▶ **Required task**: Copy every line in the records below that contains the word "interview".

Records that describe figures
__________________________________________________
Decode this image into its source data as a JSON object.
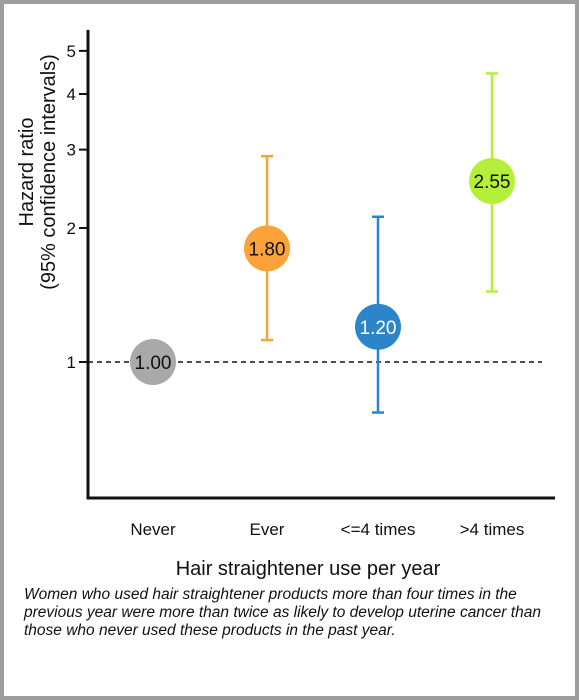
{
  "chart_data": {
    "type": "scatter",
    "title": "",
    "xlabel": "Hair straightener use per year",
    "ylabel_line1": "Hazard ratio",
    "ylabel_line2": "(95% confidence intervals)",
    "y_scale": "log",
    "ylim": [
      0.5,
      5.5
    ],
    "y_ticks": [
      1,
      2,
      3,
      4,
      5
    ],
    "reference_line": 1,
    "categories": [
      "Never",
      "Ever",
      "<=4 times",
      ">4 times"
    ],
    "points": [
      {
        "category": "Never",
        "value": 1.0,
        "label": "1.00",
        "lower": null,
        "upper": null,
        "color": "#a9a9a9"
      },
      {
        "category": "Ever",
        "value": 1.8,
        "label": "1.80",
        "lower": 1.12,
        "upper": 2.9,
        "color": "#f9a33a"
      },
      {
        "category": "<=4 times",
        "value": 1.2,
        "label": "1.20",
        "lower": 0.77,
        "upper": 2.12,
        "color": "#2c84c9"
      },
      {
        "category": ">4 times",
        "value": 2.55,
        "label": "2.55",
        "lower": 1.44,
        "upper": 4.45,
        "color": "#b4f03a"
      }
    ]
  },
  "caption": "Women who used hair straightener products more than four times in the previous year were more than twice as likely to develop uterine cancer than those who never used these products in the past year."
}
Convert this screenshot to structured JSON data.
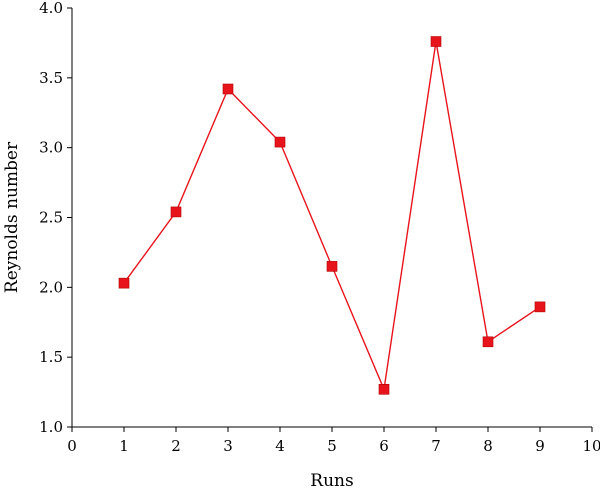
{
  "chart_data": {
    "type": "line",
    "title": "",
    "xlabel": "Runs",
    "ylabel": "Reynolds number",
    "xlim": [
      0,
      10
    ],
    "ylim": [
      1.0,
      4.0
    ],
    "x_ticks": [
      "0",
      "1",
      "2",
      "3",
      "4",
      "5",
      "6",
      "7",
      "8",
      "9",
      "10"
    ],
    "y_ticks": [
      "1.0",
      "1.5",
      "2.0",
      "2.5",
      "3.0",
      "3.5",
      "4.0"
    ],
    "grid": false,
    "legend": "none",
    "marker": "square",
    "color": "#e8141c",
    "series": [
      {
        "x": [
          1,
          2,
          3,
          4,
          5,
          6,
          7,
          8,
          9
        ],
        "y": [
          2.03,
          2.54,
          3.42,
          3.04,
          2.15,
          1.27,
          3.76,
          1.61,
          1.86
        ]
      }
    ]
  }
}
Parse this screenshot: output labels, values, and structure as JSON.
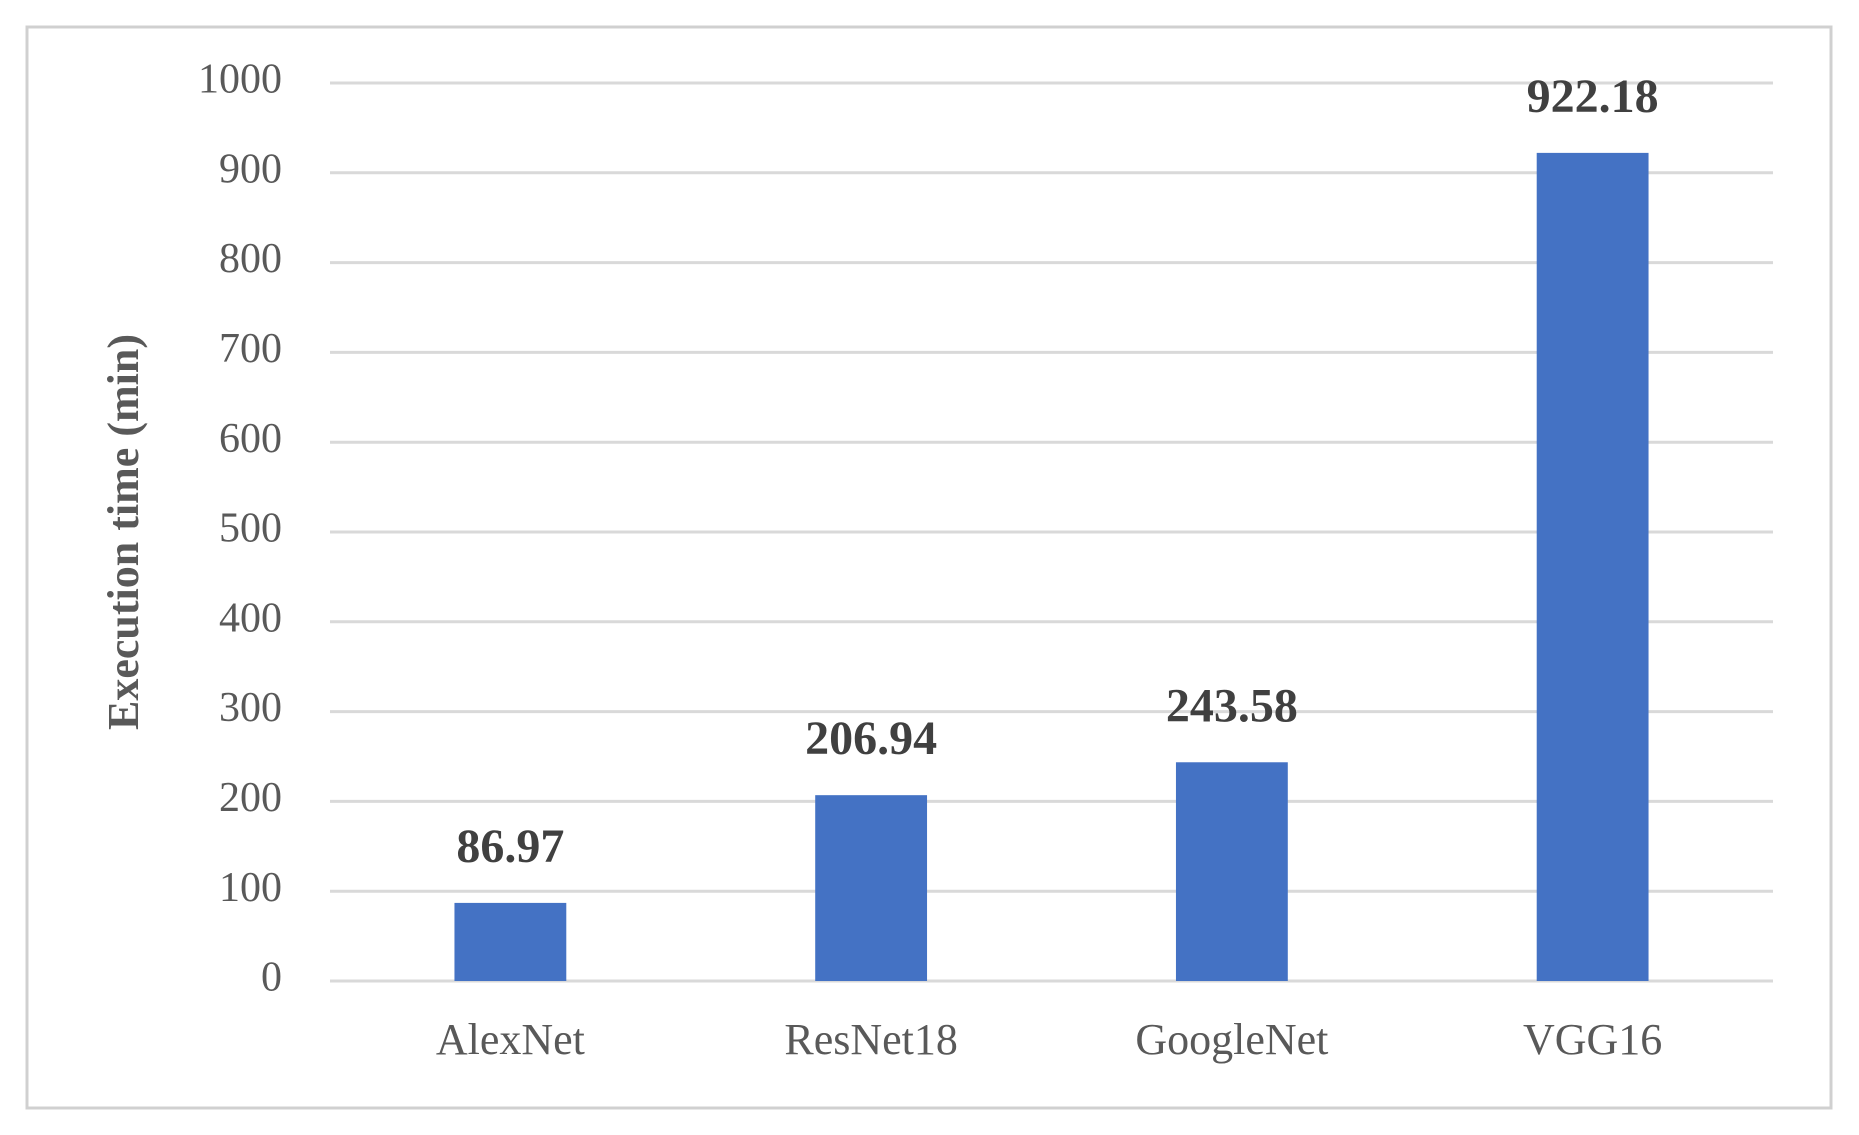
{
  "chart_data": {
    "type": "bar",
    "y_axis_label": "Execution time (min)",
    "categories": [
      "AlexNet",
      "ResNet18",
      "GoogleNet",
      "VGG16"
    ],
    "values": [
      86.97,
      206.94,
      243.58,
      922.18
    ],
    "color": "#4472c4",
    "ylim": [
      0,
      1000
    ],
    "yticks": [
      0,
      100,
      200,
      300,
      400,
      500,
      600,
      700,
      800,
      900,
      1000
    ],
    "grid": true
  }
}
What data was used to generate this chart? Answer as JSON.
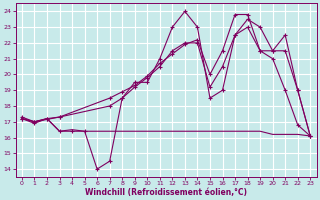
{
  "bg_color": "#c8eaea",
  "grid_color": "#ffffff",
  "line_color": "#800060",
  "xlabel": "Windchill (Refroidissement éolien,°C)",
  "ylim": [
    13.5,
    24.5
  ],
  "xlim": [
    -0.5,
    23.5
  ],
  "yticks": [
    14,
    15,
    16,
    17,
    18,
    19,
    20,
    21,
    22,
    23,
    24
  ],
  "xticks": [
    0,
    1,
    2,
    3,
    4,
    5,
    6,
    7,
    8,
    9,
    10,
    11,
    12,
    13,
    14,
    15,
    16,
    17,
    18,
    19,
    20,
    21,
    22,
    23
  ],
  "series1_x": [
    0,
    1,
    2,
    3,
    4,
    5,
    6,
    7,
    8,
    9,
    10,
    11,
    12,
    13,
    14,
    15,
    16,
    17,
    18,
    19,
    20,
    21,
    22,
    23
  ],
  "series1_y": [
    17.2,
    16.9,
    17.2,
    16.4,
    16.4,
    16.4,
    14.0,
    14.5,
    18.5,
    19.5,
    19.5,
    21.0,
    23.0,
    24.0,
    23.0,
    18.5,
    19.0,
    22.5,
    23.0,
    21.5,
    21.0,
    19.0,
    16.8,
    16.1
  ],
  "series2_x": [
    0,
    1,
    2,
    3,
    4,
    5,
    6,
    7,
    8,
    9,
    10,
    11,
    12,
    13,
    14,
    15,
    16,
    17,
    18,
    19,
    20,
    21,
    22,
    23
  ],
  "series2_y": [
    17.2,
    17.0,
    17.2,
    16.4,
    16.5,
    16.4,
    16.4,
    16.4,
    16.4,
    16.4,
    16.4,
    16.4,
    16.4,
    16.4,
    16.4,
    16.4,
    16.4,
    16.4,
    16.4,
    16.4,
    16.2,
    16.2,
    16.2,
    16.1
  ],
  "series3_x": [
    0,
    1,
    3,
    7,
    8,
    9,
    10,
    11,
    12,
    13,
    14,
    15,
    16,
    17,
    18,
    19,
    20,
    21,
    22,
    23
  ],
  "series3_y": [
    17.3,
    17.0,
    17.3,
    18.0,
    18.5,
    19.2,
    19.8,
    20.5,
    21.5,
    22.0,
    22.0,
    19.2,
    20.5,
    22.5,
    23.5,
    23.0,
    21.5,
    22.5,
    19.0,
    16.1
  ],
  "series4_x": [
    0,
    1,
    2,
    3,
    7,
    8,
    9,
    10,
    11,
    12,
    13,
    14,
    15,
    16,
    17,
    18,
    19,
    20,
    21,
    22,
    23
  ],
  "series4_y": [
    17.2,
    17.0,
    17.2,
    17.3,
    18.5,
    18.9,
    19.3,
    19.9,
    20.7,
    21.3,
    21.9,
    22.2,
    20.0,
    21.5,
    23.8,
    23.8,
    21.5,
    21.5,
    21.5,
    19.0,
    16.1
  ]
}
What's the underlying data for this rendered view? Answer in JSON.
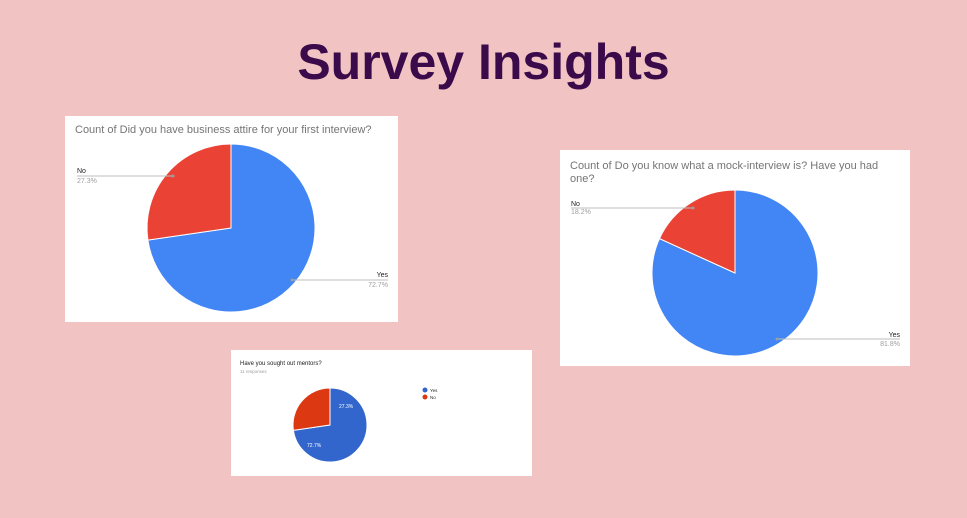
{
  "slide": {
    "title": "Survey Insights"
  },
  "chart_data": [
    {
      "type": "pie",
      "title": "Count of Did you have business attire for your first interview?",
      "series": [
        {
          "name": "",
          "labels": [
            "Yes",
            "No"
          ],
          "values": [
            72.7,
            27.3
          ]
        }
      ],
      "data_labels": [
        "72.7%",
        "27.3%"
      ],
      "colors": [
        "#4285f4",
        "#ea4335"
      ]
    },
    {
      "type": "pie",
      "title": "Count of Do you know what a mock-interview is? Have you had one?",
      "title_lines": [
        "Count of Do you know what a mock-interview is? Have you had",
        "one?"
      ],
      "series": [
        {
          "name": "",
          "labels": [
            "Yes",
            "No"
          ],
          "values": [
            81.8,
            18.2
          ]
        }
      ],
      "data_labels": [
        "81.8%",
        "18.2%"
      ],
      "colors": [
        "#4285f4",
        "#ea4335"
      ]
    },
    {
      "type": "pie",
      "title": "Have you sought out mentors?",
      "subtitle": "11 responses",
      "series": [
        {
          "name": "",
          "labels": [
            "Yes",
            "No"
          ],
          "values": [
            72.7,
            27.3
          ]
        }
      ],
      "data_labels": [
        "72.7%",
        "27.3%"
      ],
      "legend": {
        "entries": [
          "Yes",
          "No"
        ],
        "position": "right"
      },
      "colors": [
        "#3366cc",
        "#dc3912"
      ]
    }
  ]
}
__________________________________________________
▶ **Result for this exercise**:
      "title": "Count of Did you have business attire for your first interview?",
      "title": "Count of Do you know what a mock-interview is? Have you had one?",
        "Count of Do you know what a mock-interview is? Have you had",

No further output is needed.